_Records for processing_:
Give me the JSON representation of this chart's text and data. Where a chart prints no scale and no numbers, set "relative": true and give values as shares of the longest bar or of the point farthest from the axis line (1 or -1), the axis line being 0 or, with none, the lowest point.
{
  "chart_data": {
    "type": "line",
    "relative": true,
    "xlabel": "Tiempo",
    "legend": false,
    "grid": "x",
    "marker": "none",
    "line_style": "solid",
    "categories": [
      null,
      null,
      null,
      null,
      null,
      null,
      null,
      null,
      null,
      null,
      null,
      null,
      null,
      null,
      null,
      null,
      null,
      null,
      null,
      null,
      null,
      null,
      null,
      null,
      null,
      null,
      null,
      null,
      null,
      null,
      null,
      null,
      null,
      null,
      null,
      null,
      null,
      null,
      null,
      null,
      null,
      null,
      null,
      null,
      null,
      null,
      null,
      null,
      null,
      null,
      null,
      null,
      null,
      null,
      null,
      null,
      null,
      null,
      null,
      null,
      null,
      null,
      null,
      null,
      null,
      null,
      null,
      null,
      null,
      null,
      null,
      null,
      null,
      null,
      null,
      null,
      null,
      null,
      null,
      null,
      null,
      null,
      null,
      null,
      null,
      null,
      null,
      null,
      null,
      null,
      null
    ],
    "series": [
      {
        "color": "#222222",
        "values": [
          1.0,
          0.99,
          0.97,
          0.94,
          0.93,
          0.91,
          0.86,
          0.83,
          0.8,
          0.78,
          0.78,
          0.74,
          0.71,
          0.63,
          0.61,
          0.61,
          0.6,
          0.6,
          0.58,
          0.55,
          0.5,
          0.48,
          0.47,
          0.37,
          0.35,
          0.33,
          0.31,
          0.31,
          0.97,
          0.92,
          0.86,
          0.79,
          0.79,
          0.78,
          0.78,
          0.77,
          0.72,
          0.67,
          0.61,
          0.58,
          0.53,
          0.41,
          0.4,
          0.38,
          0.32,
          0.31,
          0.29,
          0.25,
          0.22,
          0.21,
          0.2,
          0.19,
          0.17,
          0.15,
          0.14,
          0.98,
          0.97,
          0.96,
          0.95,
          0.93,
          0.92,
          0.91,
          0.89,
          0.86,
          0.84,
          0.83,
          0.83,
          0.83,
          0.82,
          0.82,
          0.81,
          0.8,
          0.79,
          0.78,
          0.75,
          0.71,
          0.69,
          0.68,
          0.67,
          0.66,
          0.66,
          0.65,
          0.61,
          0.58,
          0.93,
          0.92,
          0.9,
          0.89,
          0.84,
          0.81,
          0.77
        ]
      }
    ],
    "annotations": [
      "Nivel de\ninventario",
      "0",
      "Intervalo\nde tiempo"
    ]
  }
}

_Directive_: Look through the data above. Find each line with the string "true" and copy it.

_Complete output_:
Give me the JSON representation of this chart's text and data. Where a chart prints no scale and no numbers, set "relative": true and give values as shares of the longest bar or of the point farthest from the axis line (1 or -1), the axis line being 0 or, with none, the lowest point.
    "relative": true,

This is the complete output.